Data entries:
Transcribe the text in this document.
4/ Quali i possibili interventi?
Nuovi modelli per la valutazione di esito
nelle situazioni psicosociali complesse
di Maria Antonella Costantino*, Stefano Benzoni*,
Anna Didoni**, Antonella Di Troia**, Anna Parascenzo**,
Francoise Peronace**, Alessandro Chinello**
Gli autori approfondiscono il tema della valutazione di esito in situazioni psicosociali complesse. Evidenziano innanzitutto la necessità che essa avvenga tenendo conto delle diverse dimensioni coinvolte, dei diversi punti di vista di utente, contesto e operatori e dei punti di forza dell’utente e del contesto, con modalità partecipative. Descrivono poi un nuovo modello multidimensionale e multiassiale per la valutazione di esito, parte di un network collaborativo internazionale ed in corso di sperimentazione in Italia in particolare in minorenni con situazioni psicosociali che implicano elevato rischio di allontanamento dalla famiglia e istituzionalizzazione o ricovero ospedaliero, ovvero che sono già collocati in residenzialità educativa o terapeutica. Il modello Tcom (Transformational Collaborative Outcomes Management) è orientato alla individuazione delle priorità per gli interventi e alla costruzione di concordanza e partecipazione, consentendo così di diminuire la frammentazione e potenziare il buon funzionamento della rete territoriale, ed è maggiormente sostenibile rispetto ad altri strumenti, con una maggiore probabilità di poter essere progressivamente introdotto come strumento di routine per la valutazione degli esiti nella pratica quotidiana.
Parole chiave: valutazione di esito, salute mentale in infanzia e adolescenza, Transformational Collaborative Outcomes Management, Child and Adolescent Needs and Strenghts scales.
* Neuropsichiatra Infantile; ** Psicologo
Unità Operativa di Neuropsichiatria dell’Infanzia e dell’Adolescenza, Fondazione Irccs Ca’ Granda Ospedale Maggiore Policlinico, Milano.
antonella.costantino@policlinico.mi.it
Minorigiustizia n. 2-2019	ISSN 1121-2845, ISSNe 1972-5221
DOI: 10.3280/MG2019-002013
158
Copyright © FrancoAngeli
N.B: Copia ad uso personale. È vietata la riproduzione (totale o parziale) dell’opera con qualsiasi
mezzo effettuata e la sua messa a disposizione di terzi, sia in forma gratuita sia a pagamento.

[Exercise task]
Count up the lines in the listing that hold the word "esito", and give that number only.

[Response]
3